- [Task instructions] Go through the entries below and count the lines holding the word "were". Reply with only the number, please.

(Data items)
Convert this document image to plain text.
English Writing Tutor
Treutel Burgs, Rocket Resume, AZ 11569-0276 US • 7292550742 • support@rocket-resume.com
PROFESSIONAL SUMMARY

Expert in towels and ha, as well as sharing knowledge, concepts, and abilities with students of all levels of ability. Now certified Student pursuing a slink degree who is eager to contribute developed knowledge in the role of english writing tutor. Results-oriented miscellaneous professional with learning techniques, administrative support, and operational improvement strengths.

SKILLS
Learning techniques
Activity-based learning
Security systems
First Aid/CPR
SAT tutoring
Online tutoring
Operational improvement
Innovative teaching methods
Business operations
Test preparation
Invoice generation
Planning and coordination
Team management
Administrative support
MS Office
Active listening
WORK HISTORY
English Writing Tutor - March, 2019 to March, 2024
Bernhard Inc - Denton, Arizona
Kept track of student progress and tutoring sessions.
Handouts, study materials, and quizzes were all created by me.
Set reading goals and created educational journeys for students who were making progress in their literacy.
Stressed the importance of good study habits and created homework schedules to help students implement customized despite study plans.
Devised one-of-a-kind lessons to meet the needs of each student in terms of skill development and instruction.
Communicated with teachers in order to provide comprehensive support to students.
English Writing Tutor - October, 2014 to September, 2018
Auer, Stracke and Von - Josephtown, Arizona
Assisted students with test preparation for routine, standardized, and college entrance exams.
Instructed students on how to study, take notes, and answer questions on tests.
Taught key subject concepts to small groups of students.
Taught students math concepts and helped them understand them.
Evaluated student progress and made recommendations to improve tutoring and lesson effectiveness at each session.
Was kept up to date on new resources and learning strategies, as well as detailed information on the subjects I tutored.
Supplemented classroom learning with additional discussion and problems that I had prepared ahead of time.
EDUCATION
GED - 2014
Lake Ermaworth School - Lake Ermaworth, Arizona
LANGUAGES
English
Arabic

- [Reply to the exercise] 2